EXERCISE INSTRUCTIONS>
Please list all lines of the material below in which the string "Total" occurs.

[Structured figure records]
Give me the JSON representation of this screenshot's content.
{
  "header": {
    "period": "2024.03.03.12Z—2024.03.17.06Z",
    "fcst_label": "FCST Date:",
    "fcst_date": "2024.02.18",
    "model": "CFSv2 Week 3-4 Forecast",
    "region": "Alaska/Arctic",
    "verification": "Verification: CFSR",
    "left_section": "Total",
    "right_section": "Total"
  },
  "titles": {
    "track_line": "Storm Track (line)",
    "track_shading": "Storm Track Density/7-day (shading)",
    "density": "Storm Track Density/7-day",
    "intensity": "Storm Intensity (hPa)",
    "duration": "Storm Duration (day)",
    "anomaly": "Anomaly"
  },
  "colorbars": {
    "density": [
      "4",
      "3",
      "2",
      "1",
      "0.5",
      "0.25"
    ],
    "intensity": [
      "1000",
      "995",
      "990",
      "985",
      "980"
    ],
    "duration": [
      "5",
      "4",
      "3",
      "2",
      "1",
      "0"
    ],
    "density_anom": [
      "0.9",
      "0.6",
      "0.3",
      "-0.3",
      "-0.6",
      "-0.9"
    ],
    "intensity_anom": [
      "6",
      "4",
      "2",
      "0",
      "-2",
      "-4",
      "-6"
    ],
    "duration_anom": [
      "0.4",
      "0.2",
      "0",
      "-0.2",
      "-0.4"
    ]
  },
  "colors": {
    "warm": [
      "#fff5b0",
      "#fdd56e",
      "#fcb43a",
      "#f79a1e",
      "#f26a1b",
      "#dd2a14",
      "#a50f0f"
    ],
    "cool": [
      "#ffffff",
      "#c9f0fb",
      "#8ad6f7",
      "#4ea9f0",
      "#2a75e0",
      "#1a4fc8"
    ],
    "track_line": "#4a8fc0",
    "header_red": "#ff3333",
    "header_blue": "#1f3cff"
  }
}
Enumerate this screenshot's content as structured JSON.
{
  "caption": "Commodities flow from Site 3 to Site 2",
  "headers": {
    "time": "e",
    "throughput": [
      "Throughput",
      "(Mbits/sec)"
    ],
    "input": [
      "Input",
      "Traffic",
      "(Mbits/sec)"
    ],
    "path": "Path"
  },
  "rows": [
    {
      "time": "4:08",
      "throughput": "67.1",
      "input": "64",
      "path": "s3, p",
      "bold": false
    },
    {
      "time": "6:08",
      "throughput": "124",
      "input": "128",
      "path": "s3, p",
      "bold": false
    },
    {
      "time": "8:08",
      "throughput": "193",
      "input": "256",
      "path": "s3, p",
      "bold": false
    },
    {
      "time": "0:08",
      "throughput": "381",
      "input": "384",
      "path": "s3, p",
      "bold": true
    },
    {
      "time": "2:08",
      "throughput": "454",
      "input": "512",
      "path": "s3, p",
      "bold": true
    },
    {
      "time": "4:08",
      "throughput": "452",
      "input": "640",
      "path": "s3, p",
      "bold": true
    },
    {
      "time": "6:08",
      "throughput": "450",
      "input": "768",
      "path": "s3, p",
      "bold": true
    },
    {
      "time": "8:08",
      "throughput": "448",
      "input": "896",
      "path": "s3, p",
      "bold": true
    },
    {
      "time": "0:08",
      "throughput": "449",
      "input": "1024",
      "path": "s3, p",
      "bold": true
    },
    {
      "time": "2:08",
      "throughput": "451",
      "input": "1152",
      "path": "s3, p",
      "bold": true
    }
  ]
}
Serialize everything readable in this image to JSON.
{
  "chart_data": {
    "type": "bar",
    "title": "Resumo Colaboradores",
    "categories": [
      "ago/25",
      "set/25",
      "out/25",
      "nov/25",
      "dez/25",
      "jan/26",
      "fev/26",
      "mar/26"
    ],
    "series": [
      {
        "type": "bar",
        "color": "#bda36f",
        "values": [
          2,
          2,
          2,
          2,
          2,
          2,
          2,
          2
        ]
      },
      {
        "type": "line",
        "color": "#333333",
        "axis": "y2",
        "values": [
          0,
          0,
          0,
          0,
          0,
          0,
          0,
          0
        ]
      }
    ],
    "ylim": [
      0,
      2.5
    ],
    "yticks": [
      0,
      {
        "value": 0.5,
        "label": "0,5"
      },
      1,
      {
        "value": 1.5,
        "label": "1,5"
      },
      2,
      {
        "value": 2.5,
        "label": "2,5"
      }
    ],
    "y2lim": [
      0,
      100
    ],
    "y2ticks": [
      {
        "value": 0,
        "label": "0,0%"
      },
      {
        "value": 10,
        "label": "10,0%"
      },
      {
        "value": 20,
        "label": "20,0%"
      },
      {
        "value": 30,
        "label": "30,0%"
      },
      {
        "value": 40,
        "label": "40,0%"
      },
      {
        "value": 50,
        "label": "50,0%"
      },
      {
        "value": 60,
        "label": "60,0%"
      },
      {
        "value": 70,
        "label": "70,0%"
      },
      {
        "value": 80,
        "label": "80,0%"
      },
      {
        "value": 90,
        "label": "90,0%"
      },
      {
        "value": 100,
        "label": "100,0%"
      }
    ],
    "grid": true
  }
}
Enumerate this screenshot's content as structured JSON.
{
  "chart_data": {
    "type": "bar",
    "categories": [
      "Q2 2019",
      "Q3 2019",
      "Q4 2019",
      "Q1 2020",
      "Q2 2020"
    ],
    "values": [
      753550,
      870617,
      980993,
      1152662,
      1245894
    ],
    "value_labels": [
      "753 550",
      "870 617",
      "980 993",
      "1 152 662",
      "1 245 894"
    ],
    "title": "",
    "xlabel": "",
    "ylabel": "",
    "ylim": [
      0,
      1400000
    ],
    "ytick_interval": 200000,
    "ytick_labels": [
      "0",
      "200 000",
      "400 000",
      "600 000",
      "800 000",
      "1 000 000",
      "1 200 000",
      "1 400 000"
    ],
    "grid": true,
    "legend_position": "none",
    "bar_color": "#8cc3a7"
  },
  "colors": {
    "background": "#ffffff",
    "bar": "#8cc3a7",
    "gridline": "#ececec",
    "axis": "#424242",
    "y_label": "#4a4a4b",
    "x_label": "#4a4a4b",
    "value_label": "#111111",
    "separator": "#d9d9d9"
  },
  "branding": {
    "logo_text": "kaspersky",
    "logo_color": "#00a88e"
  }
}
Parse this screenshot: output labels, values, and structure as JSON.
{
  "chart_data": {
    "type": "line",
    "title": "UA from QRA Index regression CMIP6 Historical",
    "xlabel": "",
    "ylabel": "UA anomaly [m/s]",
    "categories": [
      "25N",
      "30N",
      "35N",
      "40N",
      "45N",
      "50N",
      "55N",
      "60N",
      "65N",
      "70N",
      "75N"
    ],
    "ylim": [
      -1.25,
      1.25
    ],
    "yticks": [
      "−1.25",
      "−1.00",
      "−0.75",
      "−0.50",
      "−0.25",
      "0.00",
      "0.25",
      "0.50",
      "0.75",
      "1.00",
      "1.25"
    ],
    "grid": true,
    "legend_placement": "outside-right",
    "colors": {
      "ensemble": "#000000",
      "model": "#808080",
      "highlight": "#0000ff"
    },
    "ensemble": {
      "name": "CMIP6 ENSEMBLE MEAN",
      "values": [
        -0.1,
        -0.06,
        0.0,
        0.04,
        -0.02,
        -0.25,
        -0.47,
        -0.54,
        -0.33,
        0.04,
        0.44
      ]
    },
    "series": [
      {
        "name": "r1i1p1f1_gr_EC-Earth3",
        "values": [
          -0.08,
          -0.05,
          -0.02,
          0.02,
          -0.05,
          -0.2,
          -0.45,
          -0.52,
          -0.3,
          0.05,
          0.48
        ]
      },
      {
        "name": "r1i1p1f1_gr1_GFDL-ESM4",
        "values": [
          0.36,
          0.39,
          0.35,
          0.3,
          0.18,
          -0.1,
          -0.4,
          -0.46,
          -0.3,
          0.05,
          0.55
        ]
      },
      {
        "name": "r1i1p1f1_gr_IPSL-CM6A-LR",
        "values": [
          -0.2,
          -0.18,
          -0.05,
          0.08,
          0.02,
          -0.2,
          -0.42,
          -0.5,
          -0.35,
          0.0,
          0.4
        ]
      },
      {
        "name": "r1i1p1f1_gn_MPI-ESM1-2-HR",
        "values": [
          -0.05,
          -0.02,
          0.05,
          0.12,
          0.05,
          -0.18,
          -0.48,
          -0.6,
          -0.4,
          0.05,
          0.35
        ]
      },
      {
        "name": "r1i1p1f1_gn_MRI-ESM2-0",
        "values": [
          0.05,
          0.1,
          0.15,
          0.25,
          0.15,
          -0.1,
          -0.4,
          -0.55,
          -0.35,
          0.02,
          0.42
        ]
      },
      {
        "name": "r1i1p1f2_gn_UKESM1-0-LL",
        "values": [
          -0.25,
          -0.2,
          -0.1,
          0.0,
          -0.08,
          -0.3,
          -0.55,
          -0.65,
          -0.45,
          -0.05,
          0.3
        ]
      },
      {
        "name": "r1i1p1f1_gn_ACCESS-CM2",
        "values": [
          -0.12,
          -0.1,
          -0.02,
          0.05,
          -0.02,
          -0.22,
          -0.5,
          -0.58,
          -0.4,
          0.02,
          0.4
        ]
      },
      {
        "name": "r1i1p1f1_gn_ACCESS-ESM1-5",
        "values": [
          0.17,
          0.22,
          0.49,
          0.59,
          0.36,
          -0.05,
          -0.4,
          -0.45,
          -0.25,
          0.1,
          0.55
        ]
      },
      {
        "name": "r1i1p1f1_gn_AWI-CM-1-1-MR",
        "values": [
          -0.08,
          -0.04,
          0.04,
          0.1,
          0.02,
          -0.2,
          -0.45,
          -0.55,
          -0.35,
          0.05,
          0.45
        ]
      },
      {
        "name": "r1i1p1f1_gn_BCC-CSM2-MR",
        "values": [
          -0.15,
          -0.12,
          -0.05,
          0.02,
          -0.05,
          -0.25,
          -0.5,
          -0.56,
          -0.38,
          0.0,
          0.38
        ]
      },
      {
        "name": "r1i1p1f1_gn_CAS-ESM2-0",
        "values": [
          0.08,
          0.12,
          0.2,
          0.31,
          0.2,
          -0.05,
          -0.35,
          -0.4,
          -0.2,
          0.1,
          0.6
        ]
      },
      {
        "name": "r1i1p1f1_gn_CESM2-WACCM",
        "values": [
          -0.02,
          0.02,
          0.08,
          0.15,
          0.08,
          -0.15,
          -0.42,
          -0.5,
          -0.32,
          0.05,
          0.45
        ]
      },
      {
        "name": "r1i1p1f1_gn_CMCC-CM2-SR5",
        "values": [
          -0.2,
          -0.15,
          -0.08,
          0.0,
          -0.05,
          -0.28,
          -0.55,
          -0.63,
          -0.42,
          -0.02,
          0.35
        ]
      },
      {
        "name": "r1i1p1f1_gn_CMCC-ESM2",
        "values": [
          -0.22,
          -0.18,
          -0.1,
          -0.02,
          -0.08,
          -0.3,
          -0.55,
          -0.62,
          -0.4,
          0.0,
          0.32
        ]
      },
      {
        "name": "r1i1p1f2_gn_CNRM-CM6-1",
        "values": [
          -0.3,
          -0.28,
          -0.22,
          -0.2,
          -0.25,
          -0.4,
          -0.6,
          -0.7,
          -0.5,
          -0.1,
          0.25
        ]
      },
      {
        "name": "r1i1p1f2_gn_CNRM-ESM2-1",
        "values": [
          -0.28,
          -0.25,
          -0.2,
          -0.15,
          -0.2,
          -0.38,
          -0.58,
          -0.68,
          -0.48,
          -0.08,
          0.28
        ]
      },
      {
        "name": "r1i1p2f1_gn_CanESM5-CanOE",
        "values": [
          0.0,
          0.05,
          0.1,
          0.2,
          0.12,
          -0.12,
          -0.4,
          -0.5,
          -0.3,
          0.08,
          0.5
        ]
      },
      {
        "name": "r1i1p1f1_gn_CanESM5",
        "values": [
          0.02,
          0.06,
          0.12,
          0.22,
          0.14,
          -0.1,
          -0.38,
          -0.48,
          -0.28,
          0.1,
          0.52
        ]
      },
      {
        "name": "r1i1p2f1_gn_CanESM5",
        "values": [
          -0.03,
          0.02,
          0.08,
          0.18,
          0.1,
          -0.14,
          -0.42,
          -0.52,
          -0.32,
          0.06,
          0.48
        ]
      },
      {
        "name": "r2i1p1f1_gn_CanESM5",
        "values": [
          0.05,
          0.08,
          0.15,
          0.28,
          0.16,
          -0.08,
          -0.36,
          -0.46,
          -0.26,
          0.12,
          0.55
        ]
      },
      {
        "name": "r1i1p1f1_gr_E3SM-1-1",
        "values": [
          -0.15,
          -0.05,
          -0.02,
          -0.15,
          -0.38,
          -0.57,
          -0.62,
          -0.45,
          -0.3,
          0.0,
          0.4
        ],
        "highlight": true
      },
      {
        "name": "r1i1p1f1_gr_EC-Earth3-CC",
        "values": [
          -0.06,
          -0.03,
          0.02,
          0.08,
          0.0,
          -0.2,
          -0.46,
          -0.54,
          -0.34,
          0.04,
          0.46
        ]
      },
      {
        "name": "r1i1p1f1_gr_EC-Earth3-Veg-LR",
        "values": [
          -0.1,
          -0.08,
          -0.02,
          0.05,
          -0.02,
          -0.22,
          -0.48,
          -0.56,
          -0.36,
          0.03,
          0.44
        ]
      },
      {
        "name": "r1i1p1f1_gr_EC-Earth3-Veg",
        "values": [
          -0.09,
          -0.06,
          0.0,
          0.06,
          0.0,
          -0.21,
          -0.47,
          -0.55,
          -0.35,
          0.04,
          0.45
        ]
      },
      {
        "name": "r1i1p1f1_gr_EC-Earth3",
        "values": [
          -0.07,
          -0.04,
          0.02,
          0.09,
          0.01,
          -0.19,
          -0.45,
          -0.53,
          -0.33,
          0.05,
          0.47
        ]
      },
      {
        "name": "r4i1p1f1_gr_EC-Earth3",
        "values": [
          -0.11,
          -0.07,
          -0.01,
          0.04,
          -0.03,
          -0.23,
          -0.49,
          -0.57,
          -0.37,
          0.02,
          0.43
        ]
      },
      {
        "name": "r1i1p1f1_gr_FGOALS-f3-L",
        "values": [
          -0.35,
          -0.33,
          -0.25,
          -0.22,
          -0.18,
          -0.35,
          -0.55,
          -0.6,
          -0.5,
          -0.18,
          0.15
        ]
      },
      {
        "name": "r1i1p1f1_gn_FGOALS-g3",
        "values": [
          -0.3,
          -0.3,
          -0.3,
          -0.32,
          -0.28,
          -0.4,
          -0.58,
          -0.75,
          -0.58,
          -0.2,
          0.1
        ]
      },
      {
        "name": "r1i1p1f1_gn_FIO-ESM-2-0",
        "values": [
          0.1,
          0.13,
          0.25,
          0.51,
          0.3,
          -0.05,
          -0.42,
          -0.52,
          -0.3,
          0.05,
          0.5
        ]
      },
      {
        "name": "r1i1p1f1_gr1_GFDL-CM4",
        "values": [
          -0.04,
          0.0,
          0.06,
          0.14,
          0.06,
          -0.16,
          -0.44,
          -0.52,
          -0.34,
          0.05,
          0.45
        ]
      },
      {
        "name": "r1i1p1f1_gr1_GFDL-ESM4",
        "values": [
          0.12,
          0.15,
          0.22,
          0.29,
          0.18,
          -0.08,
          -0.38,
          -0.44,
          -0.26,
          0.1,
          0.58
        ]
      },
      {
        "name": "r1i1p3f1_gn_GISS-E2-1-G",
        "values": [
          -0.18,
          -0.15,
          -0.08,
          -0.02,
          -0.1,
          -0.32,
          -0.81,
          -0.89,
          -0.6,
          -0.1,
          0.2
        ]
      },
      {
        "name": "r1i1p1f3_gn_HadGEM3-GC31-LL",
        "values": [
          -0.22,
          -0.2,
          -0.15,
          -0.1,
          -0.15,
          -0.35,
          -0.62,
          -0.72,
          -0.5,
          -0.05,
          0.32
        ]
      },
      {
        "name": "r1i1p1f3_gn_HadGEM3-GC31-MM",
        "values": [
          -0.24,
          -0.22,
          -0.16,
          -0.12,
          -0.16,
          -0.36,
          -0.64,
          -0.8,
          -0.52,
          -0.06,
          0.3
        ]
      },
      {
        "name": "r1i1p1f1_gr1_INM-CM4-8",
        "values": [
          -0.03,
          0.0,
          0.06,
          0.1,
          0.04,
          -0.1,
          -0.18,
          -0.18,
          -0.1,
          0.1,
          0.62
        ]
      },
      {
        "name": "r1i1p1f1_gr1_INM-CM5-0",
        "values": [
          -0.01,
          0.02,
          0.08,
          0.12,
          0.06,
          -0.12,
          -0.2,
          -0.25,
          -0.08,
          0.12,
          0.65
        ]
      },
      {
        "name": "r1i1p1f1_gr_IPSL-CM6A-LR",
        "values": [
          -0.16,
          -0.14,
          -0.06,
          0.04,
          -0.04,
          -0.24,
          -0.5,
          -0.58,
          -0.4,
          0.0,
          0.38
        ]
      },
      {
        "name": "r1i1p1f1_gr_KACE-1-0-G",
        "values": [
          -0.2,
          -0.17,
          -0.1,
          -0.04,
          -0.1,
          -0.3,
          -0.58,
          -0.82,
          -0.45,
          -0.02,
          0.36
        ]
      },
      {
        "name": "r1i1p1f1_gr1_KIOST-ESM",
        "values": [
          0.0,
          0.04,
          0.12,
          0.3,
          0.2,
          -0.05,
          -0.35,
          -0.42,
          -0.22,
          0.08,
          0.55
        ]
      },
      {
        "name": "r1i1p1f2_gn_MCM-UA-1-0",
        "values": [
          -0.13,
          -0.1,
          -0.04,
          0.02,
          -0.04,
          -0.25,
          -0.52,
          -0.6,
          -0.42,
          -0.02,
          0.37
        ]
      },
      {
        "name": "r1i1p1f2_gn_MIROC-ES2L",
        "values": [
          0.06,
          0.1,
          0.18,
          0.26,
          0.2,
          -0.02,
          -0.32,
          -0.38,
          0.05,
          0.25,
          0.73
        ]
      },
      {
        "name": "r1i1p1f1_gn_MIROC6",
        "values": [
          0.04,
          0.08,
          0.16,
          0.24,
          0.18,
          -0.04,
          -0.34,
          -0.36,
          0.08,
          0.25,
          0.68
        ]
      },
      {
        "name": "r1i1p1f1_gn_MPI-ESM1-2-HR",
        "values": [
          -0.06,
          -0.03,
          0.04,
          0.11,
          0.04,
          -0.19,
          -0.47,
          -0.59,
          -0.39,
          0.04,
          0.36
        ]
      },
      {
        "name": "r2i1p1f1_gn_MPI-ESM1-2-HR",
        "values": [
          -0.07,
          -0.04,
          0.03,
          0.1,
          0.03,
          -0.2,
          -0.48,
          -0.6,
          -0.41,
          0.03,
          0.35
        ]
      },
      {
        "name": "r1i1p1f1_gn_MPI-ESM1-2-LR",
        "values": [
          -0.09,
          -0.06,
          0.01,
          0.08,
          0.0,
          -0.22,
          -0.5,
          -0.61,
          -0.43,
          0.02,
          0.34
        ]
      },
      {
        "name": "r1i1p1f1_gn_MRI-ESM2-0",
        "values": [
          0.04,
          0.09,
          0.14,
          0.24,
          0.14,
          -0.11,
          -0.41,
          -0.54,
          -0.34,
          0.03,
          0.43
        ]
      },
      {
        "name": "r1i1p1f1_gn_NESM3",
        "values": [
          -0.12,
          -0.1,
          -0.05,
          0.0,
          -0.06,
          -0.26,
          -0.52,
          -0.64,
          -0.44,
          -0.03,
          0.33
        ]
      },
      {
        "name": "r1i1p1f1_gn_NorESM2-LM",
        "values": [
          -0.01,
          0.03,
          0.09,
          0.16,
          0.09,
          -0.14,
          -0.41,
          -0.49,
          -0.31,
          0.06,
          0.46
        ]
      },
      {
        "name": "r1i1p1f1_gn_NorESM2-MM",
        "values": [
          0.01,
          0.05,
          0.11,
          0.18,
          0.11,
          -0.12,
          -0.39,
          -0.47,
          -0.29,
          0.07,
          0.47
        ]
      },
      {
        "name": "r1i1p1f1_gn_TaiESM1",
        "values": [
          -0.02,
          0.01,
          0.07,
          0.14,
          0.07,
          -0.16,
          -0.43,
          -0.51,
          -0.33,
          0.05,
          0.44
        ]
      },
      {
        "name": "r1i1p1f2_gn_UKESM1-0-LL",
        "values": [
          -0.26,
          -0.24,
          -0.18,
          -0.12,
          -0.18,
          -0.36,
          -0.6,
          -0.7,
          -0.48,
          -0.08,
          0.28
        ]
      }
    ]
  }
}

SOLUTION FOR THIS EXERCISE>
    "left_section": "Total",
    "right_section": "Total"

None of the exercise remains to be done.